SET PROBLEM:
Go through the material and write it all out exactly, minus the pictures.

SUPPLIED RECORDS:
++++++++++

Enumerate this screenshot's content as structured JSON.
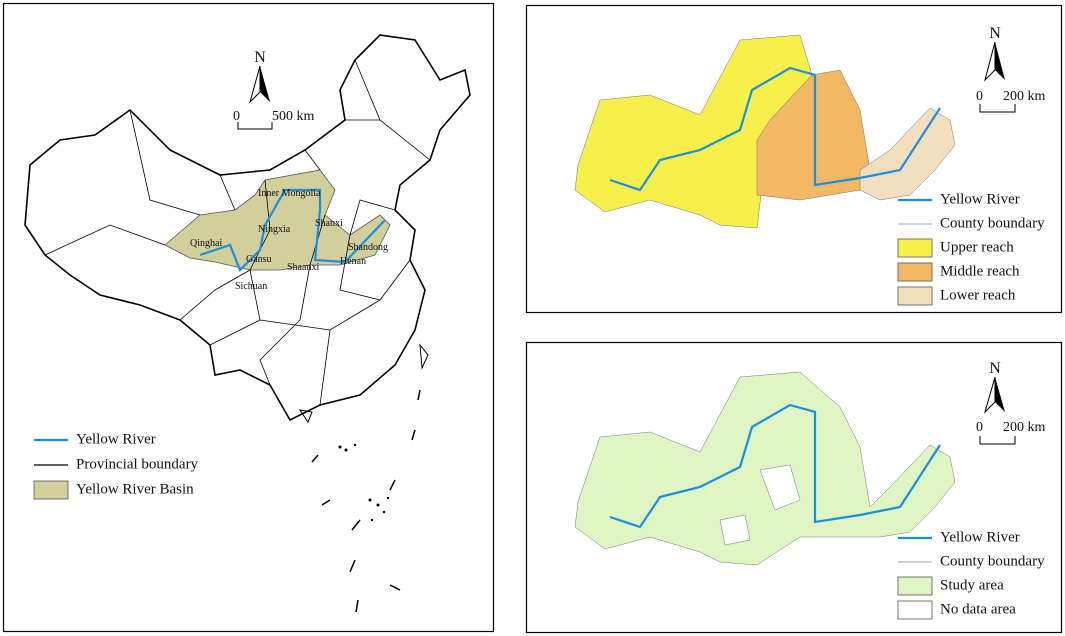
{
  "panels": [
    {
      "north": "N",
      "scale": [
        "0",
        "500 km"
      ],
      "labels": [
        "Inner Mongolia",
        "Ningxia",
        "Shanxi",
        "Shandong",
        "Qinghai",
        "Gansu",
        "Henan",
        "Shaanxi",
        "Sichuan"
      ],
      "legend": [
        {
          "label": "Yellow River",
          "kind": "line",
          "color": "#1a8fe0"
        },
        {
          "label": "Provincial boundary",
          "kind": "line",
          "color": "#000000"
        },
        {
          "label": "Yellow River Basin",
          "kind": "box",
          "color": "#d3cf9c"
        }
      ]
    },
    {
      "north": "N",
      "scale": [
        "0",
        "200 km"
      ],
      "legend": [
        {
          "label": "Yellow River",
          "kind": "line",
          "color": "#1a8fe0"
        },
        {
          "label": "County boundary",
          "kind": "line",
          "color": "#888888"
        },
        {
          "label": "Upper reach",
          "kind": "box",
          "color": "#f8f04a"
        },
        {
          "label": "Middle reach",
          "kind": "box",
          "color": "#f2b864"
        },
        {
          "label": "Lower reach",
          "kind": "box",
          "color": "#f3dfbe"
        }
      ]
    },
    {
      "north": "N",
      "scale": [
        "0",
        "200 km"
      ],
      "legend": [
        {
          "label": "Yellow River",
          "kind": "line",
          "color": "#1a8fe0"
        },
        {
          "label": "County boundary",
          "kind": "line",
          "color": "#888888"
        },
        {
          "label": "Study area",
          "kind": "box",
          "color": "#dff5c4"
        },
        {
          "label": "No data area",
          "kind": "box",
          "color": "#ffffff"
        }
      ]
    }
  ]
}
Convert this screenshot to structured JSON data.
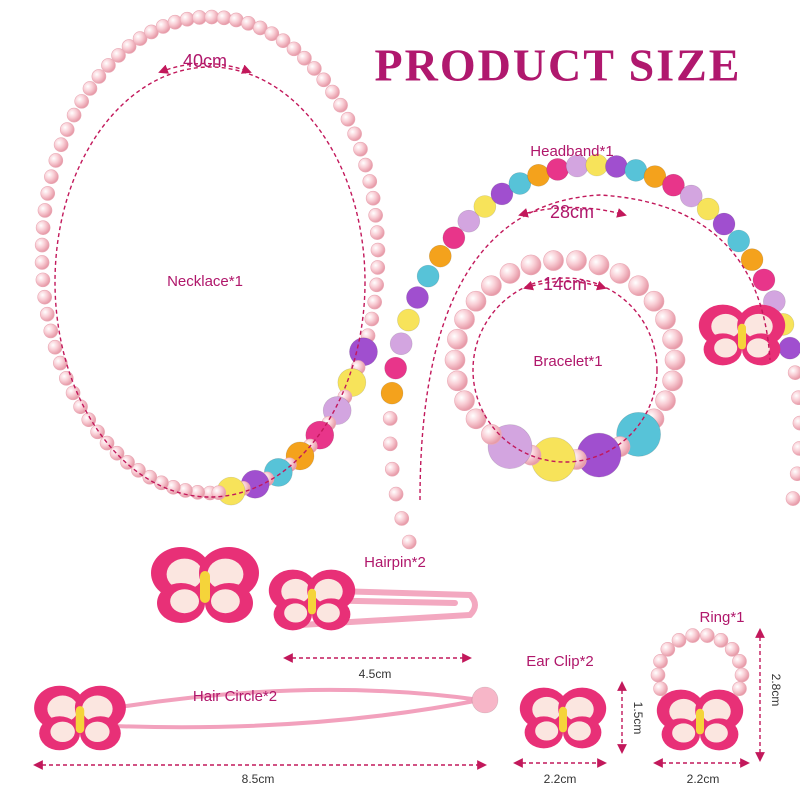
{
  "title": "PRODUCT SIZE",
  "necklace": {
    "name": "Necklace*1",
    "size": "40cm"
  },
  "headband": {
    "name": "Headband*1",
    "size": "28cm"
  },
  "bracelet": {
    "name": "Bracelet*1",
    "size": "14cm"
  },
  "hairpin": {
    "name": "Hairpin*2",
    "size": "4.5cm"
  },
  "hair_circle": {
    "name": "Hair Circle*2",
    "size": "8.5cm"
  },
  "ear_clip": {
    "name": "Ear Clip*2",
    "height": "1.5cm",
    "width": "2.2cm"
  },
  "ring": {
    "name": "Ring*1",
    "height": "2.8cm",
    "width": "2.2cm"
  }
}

++++++++++

CORRECT RESULT:
Enumerate this screenshot's content as structured JSON.
{
  "panels": [
    {
      "north": "N",
      "scale": [
        "0",
        "500 km"
      ],
      "labels": [
        "Inner Mongolia",
        "Ningxia",
        "Shanxi",
        "Shandong",
        "Qinghai",
        "Gansu",
        "Henan",
        "Shaanxi",
        "Sichuan"
      ],
      "legend": [
        {
          "label": "Yellow River",
          "kind": "line",
          "color": "#1a8fe0"
        },
        {
          "label": "Provincial boundary",
          "kind": "line",
          "color": "#000000"
        },
        {
          "label": "Yellow River Basin",
          "kind": "box",
          "color": "#d3cf9c"
        }
      ]
    },
    {
      "north": "N",
      "scale": [
        "0",
        "200 km"
      ],
      "legend": [
        {
          "label": "Yellow River",
          "kind": "line",
          "color": "#1a8fe0"
        },
        {
          "label": "County boundary",
          "kind": "line",
          "color": "#888888"
        },
        {
          "label": "Upper reach",
          "kind": "box",
          "color": "#f8f04a"
        },
        {
          "label": "Middle reach",
          "kind": "box",
          "color": "#f2b864"
        },
        {
          "label": "Lower reach",
          "kind": "box",
          "color": "#f3dfbe"
        }
      ]
    },
    {
      "north": "N",
      "scale": [
        "0",
        "200 km"
      ],
      "legend": [
        {
          "label": "Yellow River",
          "kind": "line",
          "color": "#1a8fe0"
        },
        {
          "label": "County boundary",
          "kind": "line",
          "color": "#888888"
        },
        {
          "label": "Study area",
          "kind": "box",
          "color": "#dff5c4"
        },
        {
          "label": "No data area",
          "kind": "box",
          "color": "#ffffff"
        }
      ]
    }
  ]
}
Convert this screenshot to structured JSON data.
{
  "title": "PRODUCT SIZE",
  "necklace": {
    "name": "Necklace*1",
    "size": "40cm"
  },
  "headband": {
    "name": "Headband*1",
    "size": "28cm"
  },
  "bracelet": {
    "name": "Bracelet*1",
    "size": "14cm"
  },
  "hairpin": {
    "name": "Hairpin*2",
    "size": "4.5cm"
  },
  "hair_circle": {
    "name": "Hair Circle*2",
    "size": "8.5cm"
  },
  "ear_clip": {
    "name": "Ear Clip*2",
    "height": "1.5cm",
    "width": "2.2cm"
  },
  "ring": {
    "name": "Ring*1",
    "height": "2.8cm",
    "width": "2.2cm"
  }
}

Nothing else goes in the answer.